* [MATERIAL FOR THE TASK]
_ _ _ _ _ _ _

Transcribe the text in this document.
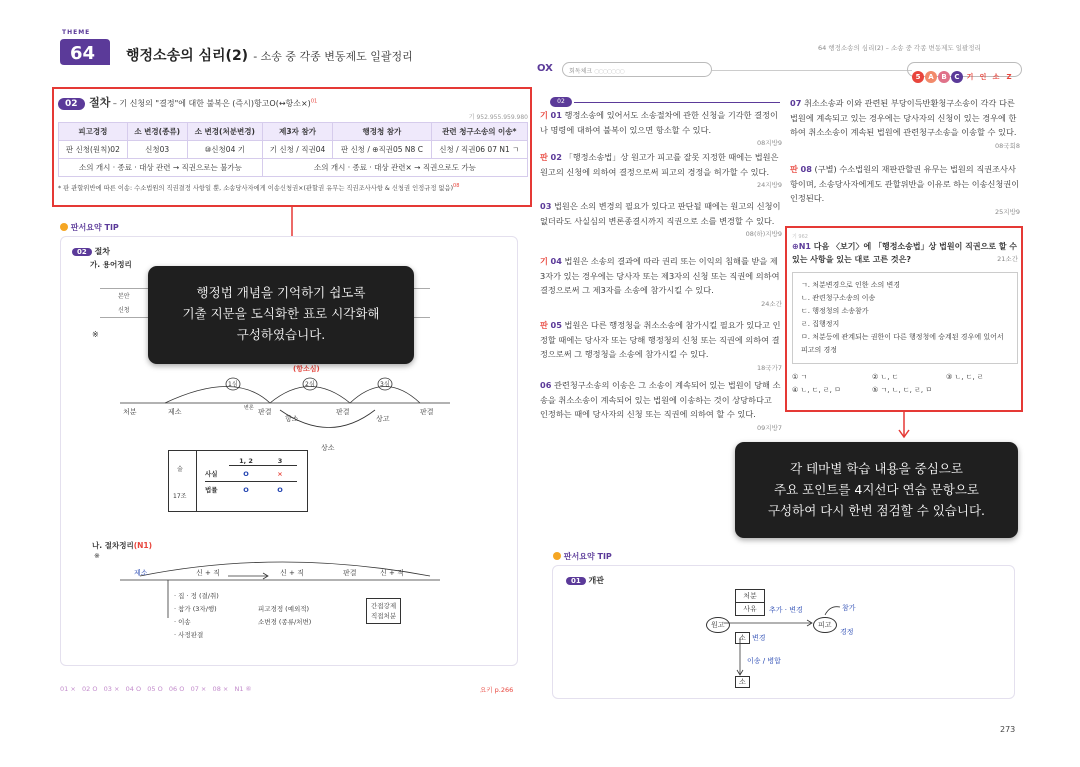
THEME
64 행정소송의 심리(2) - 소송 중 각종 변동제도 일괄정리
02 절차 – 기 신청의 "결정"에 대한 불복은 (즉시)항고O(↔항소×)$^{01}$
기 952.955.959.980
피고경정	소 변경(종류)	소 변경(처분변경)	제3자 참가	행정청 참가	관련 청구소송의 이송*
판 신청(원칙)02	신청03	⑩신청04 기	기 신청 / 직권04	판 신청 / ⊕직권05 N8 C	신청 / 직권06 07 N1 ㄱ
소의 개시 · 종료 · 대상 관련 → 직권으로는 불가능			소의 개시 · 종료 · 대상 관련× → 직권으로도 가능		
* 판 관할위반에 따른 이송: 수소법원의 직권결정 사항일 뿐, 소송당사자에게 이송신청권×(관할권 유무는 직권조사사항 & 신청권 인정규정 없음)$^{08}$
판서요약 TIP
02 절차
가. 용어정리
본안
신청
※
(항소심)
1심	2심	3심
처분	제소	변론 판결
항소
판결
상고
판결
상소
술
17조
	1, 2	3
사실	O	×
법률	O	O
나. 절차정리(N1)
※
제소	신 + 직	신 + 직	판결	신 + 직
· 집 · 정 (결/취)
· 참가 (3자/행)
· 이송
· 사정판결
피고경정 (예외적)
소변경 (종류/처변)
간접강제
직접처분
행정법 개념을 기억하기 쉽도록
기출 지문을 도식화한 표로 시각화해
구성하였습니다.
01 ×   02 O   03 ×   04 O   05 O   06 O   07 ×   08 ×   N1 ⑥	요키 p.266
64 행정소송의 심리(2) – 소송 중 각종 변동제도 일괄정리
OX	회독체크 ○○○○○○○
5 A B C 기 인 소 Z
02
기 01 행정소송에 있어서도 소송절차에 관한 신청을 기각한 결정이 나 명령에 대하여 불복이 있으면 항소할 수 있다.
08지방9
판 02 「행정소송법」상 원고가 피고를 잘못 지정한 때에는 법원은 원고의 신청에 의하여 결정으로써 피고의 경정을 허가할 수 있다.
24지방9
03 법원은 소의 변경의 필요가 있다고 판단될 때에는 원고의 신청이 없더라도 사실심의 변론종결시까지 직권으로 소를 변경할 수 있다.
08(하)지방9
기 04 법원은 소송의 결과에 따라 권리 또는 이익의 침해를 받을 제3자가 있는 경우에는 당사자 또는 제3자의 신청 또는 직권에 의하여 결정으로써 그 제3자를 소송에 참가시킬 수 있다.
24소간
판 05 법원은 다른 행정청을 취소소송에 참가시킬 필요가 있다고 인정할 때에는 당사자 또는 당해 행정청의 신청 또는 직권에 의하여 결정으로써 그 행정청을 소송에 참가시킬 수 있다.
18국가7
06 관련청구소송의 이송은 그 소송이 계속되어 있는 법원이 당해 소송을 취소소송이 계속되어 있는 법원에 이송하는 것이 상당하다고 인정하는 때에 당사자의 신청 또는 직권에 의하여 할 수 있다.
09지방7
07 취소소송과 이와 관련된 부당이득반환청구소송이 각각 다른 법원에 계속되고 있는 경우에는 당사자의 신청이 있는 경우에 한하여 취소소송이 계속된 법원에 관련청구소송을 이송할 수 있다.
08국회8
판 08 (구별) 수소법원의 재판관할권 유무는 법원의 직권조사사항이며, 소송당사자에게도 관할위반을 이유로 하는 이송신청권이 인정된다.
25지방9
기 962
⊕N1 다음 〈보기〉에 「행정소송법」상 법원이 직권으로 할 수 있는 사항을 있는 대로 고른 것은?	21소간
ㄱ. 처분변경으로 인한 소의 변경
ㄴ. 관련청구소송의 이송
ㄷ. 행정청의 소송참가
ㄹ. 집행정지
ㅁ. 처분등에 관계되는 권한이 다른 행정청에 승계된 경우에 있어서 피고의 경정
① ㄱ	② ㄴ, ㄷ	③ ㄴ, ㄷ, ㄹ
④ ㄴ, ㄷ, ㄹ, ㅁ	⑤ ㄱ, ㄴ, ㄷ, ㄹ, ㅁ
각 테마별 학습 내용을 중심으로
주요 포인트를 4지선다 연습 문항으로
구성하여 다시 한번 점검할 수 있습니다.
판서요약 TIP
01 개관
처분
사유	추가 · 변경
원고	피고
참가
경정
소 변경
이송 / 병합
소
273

_ _ _ _ _ _ _

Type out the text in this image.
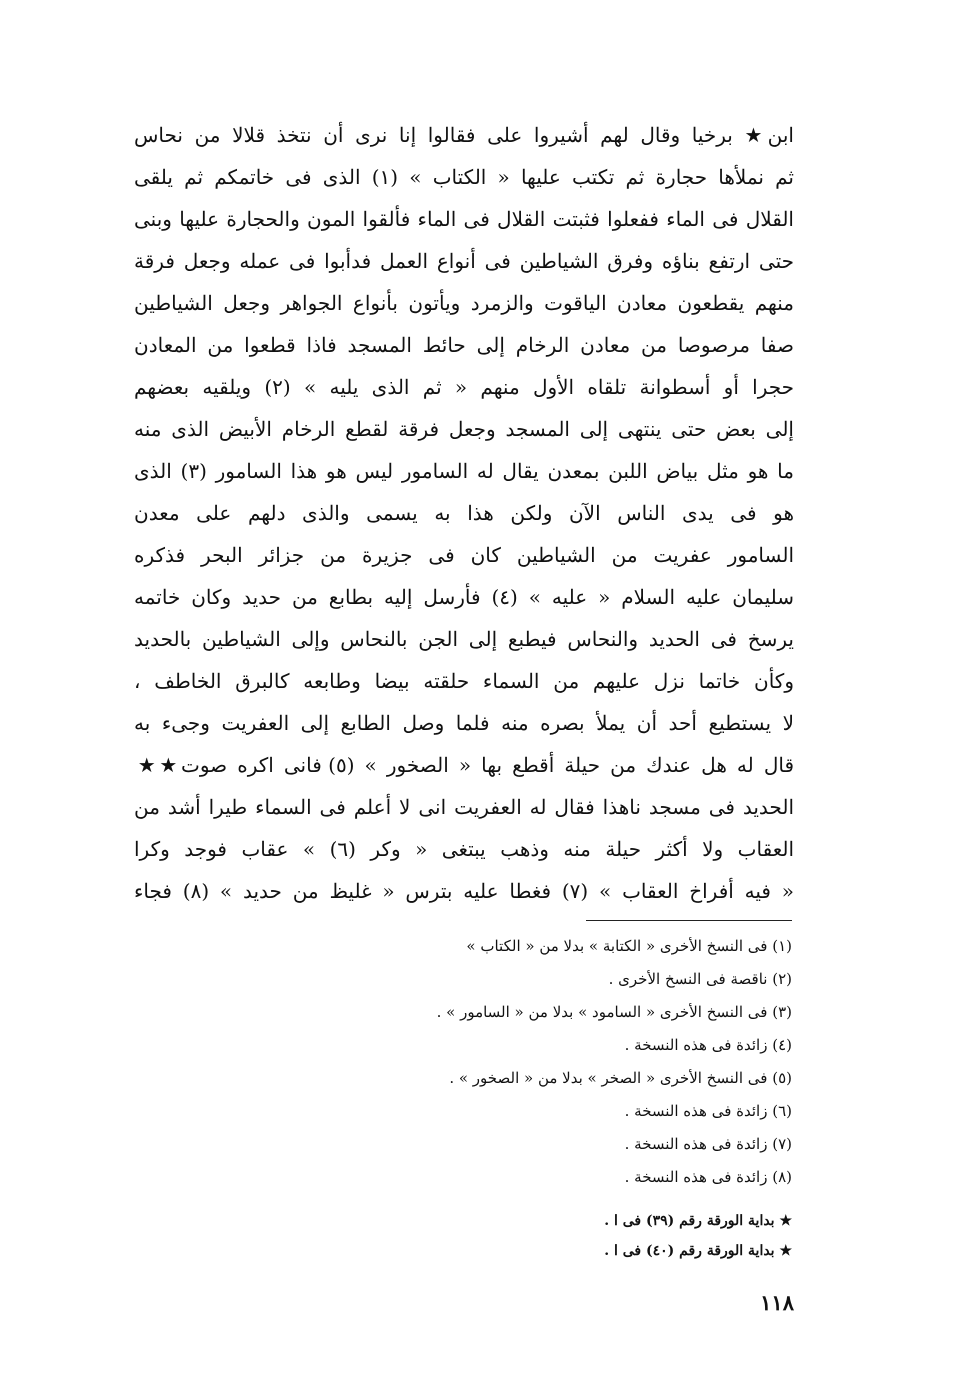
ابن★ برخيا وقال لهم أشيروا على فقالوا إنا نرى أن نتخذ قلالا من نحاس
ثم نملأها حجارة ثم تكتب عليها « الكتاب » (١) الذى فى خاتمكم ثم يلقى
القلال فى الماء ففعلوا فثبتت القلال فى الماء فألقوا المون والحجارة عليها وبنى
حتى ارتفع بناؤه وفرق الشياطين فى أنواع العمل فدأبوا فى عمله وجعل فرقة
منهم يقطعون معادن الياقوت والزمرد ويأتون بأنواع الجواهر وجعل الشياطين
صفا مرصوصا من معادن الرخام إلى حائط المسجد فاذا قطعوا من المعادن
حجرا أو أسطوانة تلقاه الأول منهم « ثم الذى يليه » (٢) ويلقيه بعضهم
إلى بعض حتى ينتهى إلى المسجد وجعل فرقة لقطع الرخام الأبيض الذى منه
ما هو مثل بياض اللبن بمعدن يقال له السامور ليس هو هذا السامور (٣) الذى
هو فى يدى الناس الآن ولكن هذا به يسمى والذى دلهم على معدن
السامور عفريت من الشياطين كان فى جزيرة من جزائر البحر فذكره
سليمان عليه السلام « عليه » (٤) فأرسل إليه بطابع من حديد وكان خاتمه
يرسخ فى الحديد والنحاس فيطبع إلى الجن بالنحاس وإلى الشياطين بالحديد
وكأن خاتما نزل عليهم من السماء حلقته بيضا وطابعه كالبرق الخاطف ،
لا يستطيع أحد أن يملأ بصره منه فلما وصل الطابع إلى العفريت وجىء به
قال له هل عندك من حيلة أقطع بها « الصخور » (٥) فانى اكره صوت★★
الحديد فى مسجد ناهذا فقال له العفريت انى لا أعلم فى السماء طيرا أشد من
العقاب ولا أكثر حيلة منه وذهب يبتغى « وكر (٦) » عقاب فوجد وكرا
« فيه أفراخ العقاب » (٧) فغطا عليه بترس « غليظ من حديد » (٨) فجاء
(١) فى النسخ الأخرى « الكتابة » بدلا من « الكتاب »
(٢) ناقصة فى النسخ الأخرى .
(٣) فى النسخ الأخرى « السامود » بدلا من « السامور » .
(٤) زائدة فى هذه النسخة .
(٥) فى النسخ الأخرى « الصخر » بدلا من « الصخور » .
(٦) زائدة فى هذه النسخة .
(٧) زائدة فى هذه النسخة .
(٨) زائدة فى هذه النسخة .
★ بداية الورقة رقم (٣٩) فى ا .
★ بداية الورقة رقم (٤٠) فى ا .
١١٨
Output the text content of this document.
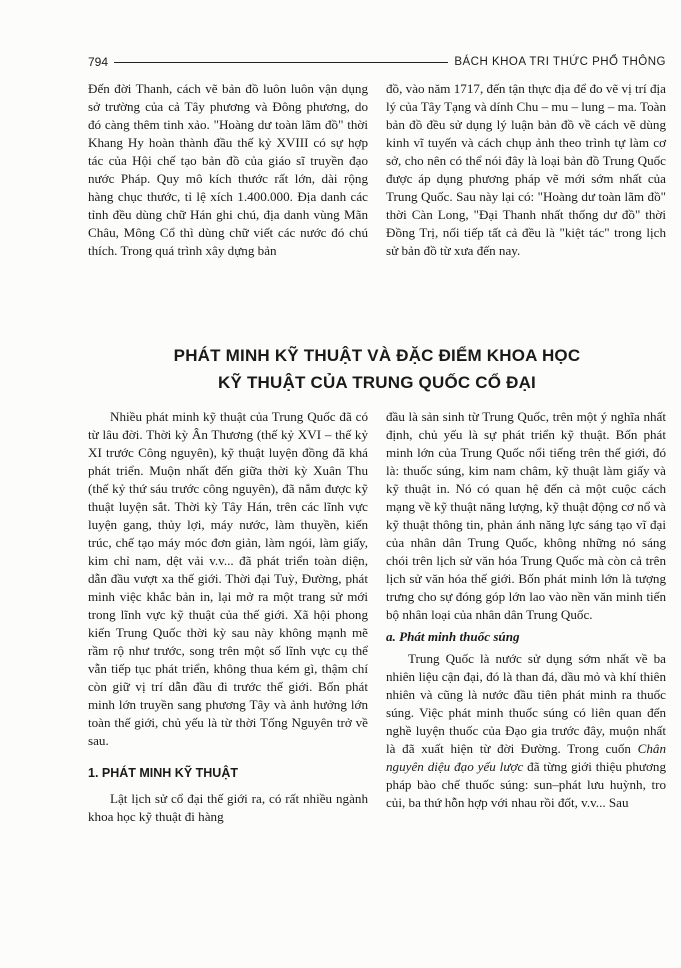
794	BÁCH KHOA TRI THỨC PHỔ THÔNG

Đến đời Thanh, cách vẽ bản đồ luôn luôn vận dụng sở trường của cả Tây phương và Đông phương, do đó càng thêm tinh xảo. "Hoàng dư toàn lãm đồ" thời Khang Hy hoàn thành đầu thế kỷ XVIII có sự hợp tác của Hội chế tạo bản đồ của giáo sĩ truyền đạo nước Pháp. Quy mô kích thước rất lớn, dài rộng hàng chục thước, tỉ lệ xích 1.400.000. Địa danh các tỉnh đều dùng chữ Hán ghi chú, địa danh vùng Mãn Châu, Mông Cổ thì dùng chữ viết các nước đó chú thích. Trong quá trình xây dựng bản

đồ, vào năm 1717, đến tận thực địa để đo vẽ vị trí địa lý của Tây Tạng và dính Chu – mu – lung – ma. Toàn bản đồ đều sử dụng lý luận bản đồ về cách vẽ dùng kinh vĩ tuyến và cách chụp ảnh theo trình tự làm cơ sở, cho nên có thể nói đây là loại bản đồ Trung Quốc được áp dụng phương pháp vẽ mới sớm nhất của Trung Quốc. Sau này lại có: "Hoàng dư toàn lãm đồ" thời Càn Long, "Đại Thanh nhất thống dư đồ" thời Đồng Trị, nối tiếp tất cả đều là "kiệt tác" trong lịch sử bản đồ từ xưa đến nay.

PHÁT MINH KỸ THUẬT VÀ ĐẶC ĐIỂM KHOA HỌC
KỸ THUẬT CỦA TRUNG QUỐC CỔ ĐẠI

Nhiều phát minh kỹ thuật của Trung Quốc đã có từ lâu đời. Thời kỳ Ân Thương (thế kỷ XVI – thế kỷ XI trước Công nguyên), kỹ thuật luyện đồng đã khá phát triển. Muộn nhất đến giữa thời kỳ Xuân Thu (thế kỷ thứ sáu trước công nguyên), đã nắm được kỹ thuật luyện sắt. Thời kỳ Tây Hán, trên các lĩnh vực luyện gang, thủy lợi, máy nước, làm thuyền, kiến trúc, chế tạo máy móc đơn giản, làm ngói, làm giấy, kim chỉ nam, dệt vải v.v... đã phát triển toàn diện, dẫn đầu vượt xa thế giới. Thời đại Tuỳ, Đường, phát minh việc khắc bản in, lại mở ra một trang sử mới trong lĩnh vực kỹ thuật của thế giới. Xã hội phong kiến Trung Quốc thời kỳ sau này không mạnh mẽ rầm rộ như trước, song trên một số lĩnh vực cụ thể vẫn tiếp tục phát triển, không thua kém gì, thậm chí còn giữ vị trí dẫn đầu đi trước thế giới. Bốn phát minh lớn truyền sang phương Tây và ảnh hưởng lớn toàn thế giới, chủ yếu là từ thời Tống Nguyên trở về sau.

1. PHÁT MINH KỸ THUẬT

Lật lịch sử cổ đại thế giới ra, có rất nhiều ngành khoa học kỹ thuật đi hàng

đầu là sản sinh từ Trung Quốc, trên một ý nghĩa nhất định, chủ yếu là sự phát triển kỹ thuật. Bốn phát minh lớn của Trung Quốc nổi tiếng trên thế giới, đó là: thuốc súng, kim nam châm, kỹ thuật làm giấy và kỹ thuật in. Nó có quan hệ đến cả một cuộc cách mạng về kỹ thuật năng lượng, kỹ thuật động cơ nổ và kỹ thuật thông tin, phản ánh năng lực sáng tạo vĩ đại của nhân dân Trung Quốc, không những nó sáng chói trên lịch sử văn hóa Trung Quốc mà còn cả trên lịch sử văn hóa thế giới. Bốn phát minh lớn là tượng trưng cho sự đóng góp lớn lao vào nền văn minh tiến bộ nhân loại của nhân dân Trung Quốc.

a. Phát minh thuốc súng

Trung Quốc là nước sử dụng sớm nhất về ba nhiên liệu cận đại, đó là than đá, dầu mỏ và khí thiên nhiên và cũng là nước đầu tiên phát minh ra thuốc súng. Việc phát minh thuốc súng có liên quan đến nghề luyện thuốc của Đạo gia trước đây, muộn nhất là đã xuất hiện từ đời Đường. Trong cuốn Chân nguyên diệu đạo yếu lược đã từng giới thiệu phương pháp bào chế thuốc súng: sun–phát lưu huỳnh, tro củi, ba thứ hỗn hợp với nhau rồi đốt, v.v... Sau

_ _ _ _ _ _ _

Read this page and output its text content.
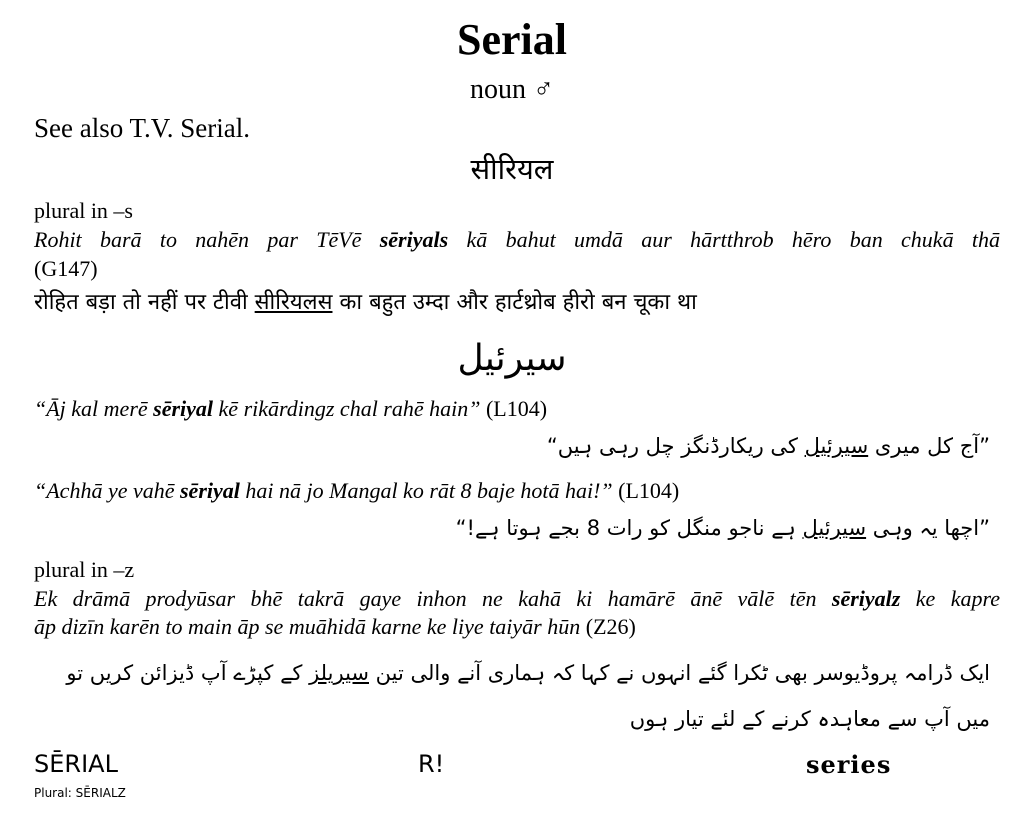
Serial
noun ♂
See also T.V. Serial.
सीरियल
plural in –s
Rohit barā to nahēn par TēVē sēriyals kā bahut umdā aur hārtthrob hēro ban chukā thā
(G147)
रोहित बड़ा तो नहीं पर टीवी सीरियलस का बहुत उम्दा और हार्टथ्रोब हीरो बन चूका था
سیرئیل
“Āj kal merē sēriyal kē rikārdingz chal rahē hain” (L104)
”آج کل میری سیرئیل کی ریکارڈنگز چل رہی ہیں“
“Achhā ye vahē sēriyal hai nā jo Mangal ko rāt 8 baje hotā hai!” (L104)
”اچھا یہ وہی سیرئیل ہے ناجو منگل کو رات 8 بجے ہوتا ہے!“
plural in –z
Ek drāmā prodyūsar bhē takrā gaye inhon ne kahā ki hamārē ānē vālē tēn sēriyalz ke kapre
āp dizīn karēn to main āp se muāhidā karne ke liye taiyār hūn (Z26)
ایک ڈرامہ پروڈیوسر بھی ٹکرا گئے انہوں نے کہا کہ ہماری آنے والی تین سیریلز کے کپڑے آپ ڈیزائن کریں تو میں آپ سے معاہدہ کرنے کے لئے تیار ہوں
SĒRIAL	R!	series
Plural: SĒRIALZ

_ _ _ _ _ _ _

* [EXERCISE INSTRUCTIONS] Copy down every line of the material above that includes the string "زائدة".

* [FINAL RESULT]
(٤) زائدة فى هذه النسخة .
(٦) زائدة فى هذه النسخة .
(٧) زائدة فى هذه النسخة .
(٨) زائدة فى هذه النسخة .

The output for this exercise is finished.